→ **Acción requerida 1**
Reproduce del texto el fragmento que va desde "02 Mar 2020" hasta "o como hombre.", ambos incluidos.
→ **Acción requerida 2**
Según el texto, ¿por qué la construcción de género es tan sólida y difícil de cambiar?
→ **Acción requerida 3**
En el ejemplo del ámbito profesional del texto, ¿con quiénes pudo haber tenido una discusión el fin de semana? Enuméralos todos.

→ **Texto**
· · ·

02 Mar 2020

Construyendo

Domingo por la noche, hora de cenar en un local conocido de una ciudad desconocida. La mesa de enfrente con un grupo grande, es muy ruidosa. Flanqueada por el resto de costados y a lo largo de toda la terraza, parejas, grupos de amigos, de amigas, parejas…y una mesa con una mujer cenando sola. Tendrá unos 10 o 15 años más que yo…lee cuando no come. Me siento acompañada.

Curiosa conclusión llega a mi mente en estos momentos. La construcción de género es tan sólida y difícil de cambiar porque se inicia en el mismo momento en el que se inicia la construcción de la persona. Así fluye cada una, cada uno, siguiendo el camino que le es asignado, como mujer o como hombre.

Piensa por un momento ¿hay algo que te cueste enormemente hacer? ¿ves a otras mujeres/ hombres experimentando la misma dificultad? ¿crees que es casualidad?

En el ámbito profesional por ejemplo, a muchos hombres les cuesta hablar con naturalidad de sus emociones, de cómo ha empezado el lunes con desgana porque el fin de semana tuvo una discusión con su pareja/un familiar/amigo/amiga y le dejó triste, de bajón y durmió mal…quizás debería llamar y expresar …. ¿te pasa a ti también? ¿te cuesta expresar a un compañero o compañera de trabajo vivencias similares? Es algo natural, desde pequeño te han dicho que eres un ser productivo; que para producir hace falta ser inteligente (racional) y que las emociones, son una mera distracción. Te lo han dicho a ti y a casi todos los hombres que conoces.

· · ·

→ **Extracto de datos**
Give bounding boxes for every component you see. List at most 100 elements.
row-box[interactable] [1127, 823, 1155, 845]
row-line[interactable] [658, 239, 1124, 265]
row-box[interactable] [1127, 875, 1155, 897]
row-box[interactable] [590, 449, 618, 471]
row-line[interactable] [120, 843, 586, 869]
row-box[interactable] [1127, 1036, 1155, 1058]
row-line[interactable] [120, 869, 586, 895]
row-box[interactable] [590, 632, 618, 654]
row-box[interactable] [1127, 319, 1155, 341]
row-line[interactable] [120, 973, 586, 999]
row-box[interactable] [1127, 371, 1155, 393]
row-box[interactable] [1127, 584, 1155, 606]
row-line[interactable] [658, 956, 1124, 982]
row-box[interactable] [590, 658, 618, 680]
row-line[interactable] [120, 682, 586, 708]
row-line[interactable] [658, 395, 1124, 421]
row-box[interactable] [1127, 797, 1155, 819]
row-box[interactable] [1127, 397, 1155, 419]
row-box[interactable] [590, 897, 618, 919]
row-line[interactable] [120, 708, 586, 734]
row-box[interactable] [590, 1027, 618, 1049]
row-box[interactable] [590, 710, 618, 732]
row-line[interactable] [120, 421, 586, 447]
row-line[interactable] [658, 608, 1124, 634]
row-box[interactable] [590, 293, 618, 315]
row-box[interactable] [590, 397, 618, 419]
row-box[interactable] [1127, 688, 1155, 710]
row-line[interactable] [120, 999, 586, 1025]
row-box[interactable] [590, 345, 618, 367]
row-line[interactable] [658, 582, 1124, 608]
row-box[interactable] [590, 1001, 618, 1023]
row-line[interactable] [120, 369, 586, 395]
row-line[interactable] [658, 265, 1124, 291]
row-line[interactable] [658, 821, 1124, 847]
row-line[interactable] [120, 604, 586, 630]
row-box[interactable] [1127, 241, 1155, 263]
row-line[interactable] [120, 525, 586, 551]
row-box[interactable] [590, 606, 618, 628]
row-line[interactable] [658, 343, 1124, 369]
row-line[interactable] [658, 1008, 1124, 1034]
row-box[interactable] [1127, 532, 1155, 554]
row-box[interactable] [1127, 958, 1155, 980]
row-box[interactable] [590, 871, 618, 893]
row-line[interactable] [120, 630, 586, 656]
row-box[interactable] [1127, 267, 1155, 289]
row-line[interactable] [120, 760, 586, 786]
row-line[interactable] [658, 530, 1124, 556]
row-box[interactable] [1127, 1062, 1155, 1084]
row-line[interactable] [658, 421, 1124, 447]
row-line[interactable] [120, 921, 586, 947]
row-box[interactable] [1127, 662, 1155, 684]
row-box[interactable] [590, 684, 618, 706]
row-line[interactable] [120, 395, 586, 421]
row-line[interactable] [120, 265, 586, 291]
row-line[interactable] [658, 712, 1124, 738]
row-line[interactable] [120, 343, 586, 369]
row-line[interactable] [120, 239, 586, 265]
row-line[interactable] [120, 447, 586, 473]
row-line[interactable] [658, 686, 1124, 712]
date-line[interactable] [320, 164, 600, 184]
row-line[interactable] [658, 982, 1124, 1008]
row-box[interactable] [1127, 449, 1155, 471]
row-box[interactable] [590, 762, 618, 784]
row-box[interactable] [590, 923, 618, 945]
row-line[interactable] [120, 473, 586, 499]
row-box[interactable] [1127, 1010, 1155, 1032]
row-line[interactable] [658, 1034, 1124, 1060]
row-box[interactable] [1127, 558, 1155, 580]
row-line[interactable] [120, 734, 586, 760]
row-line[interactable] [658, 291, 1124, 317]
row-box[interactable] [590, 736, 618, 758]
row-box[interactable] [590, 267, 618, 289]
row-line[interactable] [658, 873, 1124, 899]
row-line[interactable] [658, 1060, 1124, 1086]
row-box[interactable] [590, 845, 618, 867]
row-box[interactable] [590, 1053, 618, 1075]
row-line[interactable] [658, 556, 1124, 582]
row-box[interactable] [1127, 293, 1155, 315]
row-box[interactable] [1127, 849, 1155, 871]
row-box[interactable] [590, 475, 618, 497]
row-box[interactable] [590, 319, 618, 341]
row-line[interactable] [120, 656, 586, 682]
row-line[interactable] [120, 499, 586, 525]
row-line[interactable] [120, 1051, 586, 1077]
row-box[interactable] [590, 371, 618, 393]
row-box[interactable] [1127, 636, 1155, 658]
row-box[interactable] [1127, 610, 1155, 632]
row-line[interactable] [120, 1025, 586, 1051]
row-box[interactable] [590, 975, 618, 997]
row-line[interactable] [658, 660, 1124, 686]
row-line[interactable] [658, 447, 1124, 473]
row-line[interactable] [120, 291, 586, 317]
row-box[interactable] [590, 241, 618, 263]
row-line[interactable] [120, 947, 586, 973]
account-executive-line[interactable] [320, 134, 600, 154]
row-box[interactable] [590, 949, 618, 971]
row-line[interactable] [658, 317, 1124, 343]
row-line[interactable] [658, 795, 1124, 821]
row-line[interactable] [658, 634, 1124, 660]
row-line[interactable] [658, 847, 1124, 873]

· · ·

→ **Solución del problema 1**
02 Mar 2020

Construyendo

Domingo por la noche, hora de cenar en un local conocido de una ciudad desconocida. La mesa de enfrente con un grupo grande, es muy ruidosa. Flanqueada por el resto de costados y a lo largo de toda la terraza, parejas, grupos de amigos, de amigas, parejas…y una mesa con una mujer cenando sola. Tendrá unos 10 o 15 años más que yo…lee cuando no come. Me siento acompañada.

Curiosa conclusión llega a mi mente en estos momentos. La construcción de género es tan sólida y difícil de cambiar porque se inicia en el mismo momento en el que se inicia la construcción de la persona. Así fluye cada una, cada uno, siguiendo el camino que le es asignado, como mujer o como hombre.

→ **Solución del problema 2**
Porque se inicia en el mismo momento en el que se inicia la construcción de la persona.

→ **Solución del problema 3**
Su pareja, un familiar, un amigo, una amiga